[START Material]

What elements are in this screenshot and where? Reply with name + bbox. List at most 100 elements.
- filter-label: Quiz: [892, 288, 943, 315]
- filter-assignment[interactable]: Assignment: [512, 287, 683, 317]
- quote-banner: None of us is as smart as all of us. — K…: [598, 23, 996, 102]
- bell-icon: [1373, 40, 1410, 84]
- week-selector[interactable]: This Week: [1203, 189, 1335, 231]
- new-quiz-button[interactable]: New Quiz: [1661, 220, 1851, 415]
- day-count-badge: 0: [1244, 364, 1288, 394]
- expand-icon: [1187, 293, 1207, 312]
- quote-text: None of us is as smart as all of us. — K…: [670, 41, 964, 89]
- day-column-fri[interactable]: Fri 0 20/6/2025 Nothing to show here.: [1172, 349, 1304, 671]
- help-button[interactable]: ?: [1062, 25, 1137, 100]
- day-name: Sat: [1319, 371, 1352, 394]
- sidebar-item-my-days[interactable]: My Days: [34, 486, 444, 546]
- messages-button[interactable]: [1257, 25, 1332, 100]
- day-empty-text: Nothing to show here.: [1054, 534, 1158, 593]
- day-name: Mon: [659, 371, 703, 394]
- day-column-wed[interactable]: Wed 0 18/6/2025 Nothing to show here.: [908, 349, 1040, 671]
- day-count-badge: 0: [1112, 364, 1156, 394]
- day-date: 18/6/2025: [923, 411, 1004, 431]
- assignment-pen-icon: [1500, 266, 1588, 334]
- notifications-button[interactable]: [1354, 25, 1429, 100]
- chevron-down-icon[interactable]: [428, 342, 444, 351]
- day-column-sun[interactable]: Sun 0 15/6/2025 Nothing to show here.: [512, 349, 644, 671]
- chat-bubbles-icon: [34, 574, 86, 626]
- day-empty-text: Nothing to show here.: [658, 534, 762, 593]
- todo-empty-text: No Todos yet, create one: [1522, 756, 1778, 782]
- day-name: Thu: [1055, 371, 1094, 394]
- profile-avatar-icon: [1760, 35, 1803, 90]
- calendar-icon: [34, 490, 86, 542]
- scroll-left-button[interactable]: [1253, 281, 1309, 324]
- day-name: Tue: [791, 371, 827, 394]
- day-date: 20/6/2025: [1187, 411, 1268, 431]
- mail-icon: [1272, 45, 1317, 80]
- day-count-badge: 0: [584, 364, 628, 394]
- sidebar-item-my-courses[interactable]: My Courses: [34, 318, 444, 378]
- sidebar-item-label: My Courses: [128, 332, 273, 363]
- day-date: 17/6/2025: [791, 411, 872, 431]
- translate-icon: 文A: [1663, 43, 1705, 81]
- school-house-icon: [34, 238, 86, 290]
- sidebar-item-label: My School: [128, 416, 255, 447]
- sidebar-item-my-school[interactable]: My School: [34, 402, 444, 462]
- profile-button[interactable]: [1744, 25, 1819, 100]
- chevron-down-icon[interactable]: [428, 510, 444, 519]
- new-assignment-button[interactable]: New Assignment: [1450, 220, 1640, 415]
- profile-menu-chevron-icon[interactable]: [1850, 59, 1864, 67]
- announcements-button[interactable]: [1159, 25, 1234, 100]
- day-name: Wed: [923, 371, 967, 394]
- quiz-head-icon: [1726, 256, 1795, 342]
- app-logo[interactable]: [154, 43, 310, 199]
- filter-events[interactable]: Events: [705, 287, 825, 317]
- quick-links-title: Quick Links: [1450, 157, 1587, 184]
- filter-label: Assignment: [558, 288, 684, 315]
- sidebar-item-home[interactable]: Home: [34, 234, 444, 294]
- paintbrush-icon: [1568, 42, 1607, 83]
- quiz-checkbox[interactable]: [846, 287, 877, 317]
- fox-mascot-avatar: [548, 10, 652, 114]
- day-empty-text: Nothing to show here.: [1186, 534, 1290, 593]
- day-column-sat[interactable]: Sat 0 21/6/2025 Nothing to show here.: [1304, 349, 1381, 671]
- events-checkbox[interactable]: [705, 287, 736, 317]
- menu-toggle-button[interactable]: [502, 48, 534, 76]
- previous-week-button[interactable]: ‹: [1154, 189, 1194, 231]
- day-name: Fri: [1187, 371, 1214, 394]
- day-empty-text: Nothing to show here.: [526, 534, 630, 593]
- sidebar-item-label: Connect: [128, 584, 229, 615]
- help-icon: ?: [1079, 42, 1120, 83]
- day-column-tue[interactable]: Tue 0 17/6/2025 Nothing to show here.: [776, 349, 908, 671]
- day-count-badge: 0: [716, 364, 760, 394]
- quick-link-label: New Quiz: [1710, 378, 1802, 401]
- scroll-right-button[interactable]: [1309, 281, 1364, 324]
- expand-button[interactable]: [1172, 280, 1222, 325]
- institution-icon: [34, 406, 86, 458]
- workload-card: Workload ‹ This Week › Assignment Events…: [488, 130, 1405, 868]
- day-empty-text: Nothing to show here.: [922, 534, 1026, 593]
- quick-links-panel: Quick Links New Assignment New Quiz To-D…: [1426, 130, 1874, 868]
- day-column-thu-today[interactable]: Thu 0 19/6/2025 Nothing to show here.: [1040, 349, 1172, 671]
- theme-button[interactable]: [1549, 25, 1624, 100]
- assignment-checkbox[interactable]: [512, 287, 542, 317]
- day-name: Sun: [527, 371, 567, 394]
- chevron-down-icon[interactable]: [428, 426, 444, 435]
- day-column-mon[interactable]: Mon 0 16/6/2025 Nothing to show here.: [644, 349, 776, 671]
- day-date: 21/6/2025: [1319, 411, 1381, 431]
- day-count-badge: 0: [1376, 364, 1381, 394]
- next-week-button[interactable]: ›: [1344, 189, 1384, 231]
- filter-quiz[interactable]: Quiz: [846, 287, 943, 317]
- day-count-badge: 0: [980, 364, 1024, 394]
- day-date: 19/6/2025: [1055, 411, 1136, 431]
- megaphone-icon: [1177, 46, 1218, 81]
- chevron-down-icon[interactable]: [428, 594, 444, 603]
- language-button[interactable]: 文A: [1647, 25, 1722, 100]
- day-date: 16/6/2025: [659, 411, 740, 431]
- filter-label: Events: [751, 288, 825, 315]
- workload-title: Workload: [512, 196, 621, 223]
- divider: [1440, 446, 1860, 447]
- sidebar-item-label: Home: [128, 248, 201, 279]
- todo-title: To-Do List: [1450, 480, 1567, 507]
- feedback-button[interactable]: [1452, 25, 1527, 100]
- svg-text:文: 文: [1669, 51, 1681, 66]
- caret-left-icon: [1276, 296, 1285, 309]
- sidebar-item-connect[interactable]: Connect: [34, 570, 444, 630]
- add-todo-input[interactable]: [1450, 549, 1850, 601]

[END Material]

Rewrite the lines from the first line through the line with "- day-count-badge: 0: [584, 364, 628, 394]", replacing "Nothing to show here" with "No items scheduled" and leaving everything else unchanged.

What elements are in this screenshot and where? Reply with name + bbox. List at most 100 elements.
- filter-label: Quiz: [892, 288, 943, 315]
- filter-assignment[interactable]: Assignment: [512, 287, 683, 317]
- quote-banner: None of us is as smart as all of us. — K…: [598, 23, 996, 102]
- bell-icon: [1373, 40, 1410, 84]
- week-selector[interactable]: This Week: [1203, 189, 1335, 231]
- new-quiz-button[interactable]: New Quiz: [1661, 220, 1851, 415]
- day-count-badge: 0: [1244, 364, 1288, 394]
- expand-icon: [1187, 293, 1207, 312]
- quote-text: None of us is as smart as all of us. — K…: [670, 41, 964, 89]
- day-column-fri[interactable]: Fri 0 20/6/2025 No items scheduled.: [1172, 349, 1304, 671]
- help-button[interactable]: ?: [1062, 25, 1137, 100]
- day-name: Sat: [1319, 371, 1352, 394]
- sidebar-item-my-days[interactable]: My Days: [34, 486, 444, 546]
- messages-button[interactable]: [1257, 25, 1332, 100]
- day-empty-text: No items scheduled.: [1054, 534, 1158, 593]
- day-name: Mon: [659, 371, 703, 394]
- day-column-wed[interactable]: Wed 0 18/6/2025 No items scheduled.: [908, 349, 1040, 671]
- day-count-badge: 0: [1112, 364, 1156, 394]
- day-date: 18/6/2025: [923, 411, 1004, 431]
- assignment-pen-icon: [1500, 266, 1588, 334]
- notifications-button[interactable]: [1354, 25, 1429, 100]
- chevron-down-icon[interactable]: [428, 342, 444, 351]
- day-column-sun[interactable]: Sun 0 15/6/2025 No items scheduled.: [512, 349, 644, 671]
- chat-bubbles-icon: [34, 574, 86, 626]
- day-empty-text: No items scheduled.: [658, 534, 762, 593]
- todo-empty-text: No Todos yet, create one: [1522, 756, 1778, 782]
- day-name: Thu: [1055, 371, 1094, 394]
- profile-avatar-icon: [1760, 35, 1803, 90]
- calendar-icon: [34, 490, 86, 542]
- scroll-left-button[interactable]: [1253, 281, 1309, 324]
- day-name: Tue: [791, 371, 827, 394]
- day-date: 20/6/2025: [1187, 411, 1268, 431]
- mail-icon: [1272, 45, 1317, 80]
- day-count-badge: 0: [584, 364, 628, 394]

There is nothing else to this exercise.